**Exercise description**: Could you copy every line from the material below in which "data" appears?

########################################

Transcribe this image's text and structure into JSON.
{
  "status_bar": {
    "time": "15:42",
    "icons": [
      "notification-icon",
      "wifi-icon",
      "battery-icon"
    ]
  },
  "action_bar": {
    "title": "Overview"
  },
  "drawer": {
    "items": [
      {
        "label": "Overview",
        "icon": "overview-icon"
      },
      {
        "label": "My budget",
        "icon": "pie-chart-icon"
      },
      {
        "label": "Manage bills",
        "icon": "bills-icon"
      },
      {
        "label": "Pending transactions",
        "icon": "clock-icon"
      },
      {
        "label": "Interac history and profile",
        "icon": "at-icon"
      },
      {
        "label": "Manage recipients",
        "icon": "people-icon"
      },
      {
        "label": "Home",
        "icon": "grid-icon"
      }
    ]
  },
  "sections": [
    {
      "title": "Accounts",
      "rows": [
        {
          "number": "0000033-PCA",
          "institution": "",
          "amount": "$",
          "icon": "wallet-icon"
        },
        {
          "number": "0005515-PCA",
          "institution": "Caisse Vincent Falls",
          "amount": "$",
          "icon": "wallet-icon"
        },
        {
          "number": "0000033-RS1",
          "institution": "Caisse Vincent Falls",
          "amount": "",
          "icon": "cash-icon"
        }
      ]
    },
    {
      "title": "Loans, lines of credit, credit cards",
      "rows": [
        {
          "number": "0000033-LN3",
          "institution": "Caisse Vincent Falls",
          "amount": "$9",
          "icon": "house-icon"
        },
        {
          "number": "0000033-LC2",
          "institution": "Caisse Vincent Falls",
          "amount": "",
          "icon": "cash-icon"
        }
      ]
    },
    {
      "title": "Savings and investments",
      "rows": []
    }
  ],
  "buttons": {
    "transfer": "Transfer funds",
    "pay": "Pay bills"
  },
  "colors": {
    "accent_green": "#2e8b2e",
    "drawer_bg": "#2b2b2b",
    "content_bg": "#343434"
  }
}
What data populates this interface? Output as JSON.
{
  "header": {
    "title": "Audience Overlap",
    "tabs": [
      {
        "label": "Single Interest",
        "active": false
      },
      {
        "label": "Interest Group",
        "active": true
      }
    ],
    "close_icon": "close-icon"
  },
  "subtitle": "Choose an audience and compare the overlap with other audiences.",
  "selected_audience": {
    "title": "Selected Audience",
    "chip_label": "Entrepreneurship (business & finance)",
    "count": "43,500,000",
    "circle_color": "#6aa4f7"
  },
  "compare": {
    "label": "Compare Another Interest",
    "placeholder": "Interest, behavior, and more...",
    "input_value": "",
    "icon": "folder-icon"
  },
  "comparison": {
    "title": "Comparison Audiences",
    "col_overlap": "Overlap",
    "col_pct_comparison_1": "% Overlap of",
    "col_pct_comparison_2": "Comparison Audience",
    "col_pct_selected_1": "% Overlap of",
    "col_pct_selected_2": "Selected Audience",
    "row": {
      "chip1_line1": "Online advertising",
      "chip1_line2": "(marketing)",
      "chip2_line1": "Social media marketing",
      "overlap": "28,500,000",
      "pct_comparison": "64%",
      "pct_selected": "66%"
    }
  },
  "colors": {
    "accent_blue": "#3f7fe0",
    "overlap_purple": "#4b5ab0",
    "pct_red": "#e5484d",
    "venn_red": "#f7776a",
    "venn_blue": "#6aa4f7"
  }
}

########################################

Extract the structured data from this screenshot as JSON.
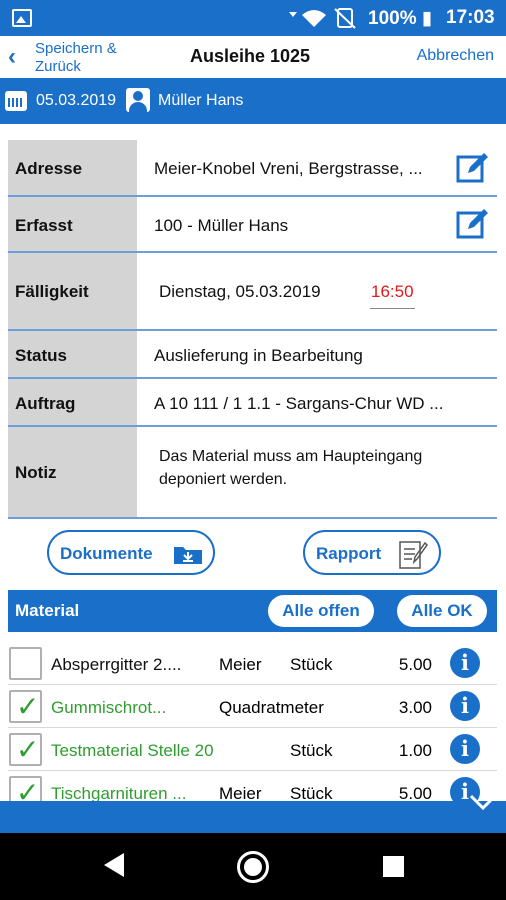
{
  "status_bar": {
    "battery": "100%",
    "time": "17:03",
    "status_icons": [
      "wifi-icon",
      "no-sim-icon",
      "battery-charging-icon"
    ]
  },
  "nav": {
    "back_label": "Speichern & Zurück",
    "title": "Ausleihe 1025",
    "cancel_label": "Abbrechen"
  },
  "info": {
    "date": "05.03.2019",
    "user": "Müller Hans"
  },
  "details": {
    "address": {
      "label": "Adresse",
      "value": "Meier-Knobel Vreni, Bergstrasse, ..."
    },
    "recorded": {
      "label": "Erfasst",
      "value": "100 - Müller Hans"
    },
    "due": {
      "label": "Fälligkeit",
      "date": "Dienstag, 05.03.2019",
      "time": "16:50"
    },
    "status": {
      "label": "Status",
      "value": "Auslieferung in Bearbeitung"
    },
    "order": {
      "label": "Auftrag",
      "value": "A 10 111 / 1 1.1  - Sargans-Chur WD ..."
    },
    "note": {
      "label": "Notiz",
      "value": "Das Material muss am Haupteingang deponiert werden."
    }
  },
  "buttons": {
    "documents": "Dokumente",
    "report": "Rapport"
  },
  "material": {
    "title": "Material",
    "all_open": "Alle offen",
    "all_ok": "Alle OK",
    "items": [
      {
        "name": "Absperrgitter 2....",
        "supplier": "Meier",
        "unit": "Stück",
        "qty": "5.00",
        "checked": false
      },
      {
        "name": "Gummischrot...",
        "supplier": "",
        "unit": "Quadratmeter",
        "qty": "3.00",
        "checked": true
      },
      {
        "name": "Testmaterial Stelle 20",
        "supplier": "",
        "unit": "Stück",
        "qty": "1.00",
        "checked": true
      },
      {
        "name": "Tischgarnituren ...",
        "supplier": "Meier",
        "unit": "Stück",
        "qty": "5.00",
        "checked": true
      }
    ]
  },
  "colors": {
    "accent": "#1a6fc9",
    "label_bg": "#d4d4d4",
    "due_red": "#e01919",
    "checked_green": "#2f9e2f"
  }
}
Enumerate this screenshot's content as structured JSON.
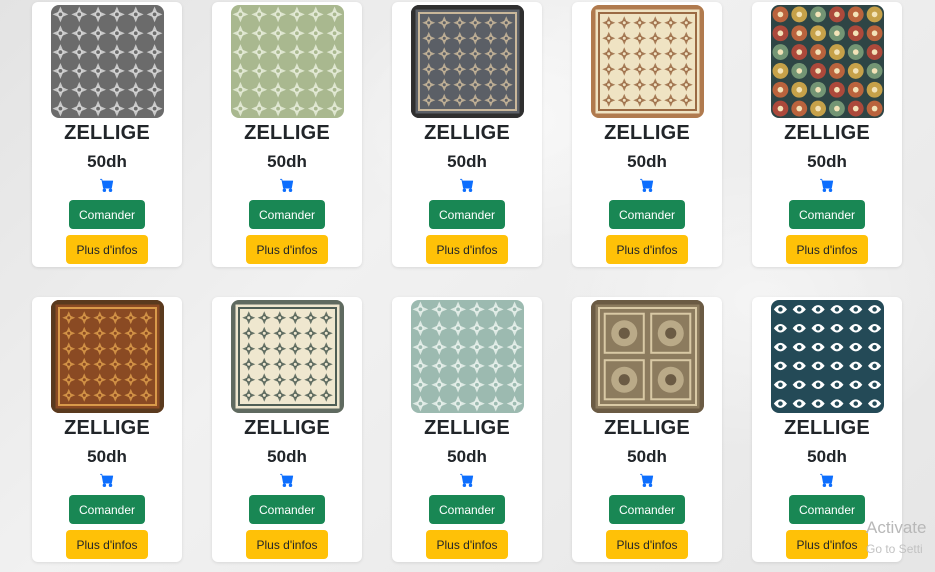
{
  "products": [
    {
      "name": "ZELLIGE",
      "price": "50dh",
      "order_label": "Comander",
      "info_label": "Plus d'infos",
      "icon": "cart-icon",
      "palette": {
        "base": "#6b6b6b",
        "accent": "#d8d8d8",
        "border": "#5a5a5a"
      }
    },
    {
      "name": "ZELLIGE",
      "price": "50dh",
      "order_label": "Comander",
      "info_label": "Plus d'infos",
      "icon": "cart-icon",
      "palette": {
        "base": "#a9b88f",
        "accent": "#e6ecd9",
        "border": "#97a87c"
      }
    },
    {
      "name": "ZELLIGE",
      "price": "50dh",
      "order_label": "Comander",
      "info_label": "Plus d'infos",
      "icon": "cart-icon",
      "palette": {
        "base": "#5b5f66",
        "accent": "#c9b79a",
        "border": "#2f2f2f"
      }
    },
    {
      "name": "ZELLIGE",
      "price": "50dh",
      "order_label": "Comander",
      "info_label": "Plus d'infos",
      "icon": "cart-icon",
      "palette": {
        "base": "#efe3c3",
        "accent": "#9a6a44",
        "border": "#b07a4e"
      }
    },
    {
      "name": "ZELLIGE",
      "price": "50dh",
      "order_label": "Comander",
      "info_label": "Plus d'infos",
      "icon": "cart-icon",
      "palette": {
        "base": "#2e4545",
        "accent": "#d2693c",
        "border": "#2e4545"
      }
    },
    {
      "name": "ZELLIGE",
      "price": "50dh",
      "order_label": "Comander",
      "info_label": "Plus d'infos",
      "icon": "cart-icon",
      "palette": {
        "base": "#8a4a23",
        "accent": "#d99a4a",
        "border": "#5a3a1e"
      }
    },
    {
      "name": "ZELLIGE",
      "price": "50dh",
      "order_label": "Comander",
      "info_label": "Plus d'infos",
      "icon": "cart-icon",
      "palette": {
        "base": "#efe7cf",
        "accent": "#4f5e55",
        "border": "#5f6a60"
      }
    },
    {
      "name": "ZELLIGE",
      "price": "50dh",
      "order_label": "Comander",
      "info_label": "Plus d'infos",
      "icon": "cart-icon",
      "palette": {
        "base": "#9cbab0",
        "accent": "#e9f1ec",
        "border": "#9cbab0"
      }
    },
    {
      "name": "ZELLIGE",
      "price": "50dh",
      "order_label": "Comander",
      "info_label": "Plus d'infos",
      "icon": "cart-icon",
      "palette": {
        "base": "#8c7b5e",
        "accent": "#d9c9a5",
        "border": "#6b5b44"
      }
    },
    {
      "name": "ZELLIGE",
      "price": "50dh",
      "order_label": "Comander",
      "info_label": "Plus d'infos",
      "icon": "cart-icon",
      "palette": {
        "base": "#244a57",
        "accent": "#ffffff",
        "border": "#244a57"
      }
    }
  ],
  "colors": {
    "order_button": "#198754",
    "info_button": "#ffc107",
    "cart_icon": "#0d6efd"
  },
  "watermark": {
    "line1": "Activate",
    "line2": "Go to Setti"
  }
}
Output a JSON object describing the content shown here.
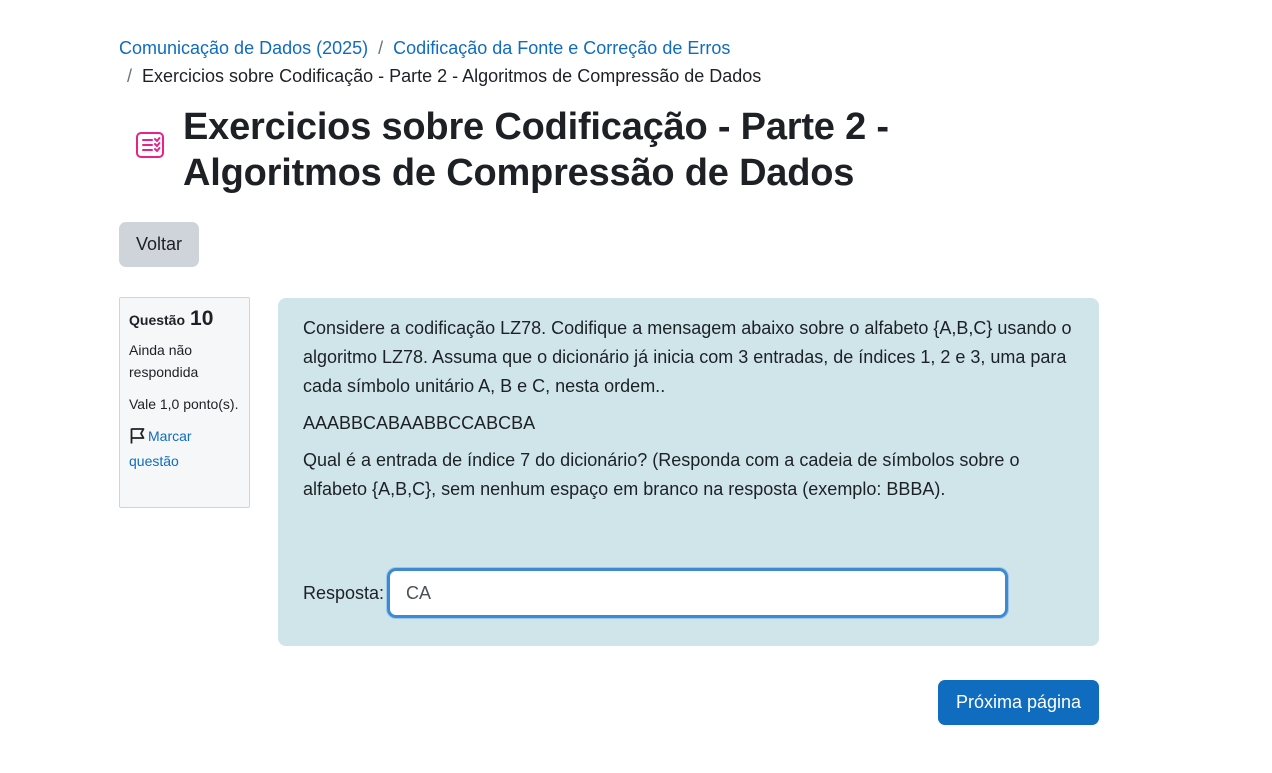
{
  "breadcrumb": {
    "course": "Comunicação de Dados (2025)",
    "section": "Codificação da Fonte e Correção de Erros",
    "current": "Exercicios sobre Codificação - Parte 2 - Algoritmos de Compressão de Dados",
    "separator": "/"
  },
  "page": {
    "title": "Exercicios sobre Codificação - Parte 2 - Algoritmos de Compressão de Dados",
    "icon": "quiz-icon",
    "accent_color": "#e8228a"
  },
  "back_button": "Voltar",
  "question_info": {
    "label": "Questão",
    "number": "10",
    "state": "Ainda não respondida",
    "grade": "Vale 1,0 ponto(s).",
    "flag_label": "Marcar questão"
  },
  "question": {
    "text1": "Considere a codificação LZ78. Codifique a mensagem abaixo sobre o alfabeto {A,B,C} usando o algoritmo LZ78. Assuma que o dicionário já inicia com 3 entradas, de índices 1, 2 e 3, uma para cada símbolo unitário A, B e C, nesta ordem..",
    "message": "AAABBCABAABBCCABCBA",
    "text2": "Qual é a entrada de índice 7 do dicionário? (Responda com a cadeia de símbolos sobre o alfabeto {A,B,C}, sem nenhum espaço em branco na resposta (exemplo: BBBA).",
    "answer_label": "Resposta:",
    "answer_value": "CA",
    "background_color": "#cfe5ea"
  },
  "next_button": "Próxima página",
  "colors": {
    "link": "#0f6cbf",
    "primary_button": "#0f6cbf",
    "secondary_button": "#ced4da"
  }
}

########################################

**Correct result**:
What data populates this interface? Output as JSON.
Extract the structured data from this screenshot as JSON.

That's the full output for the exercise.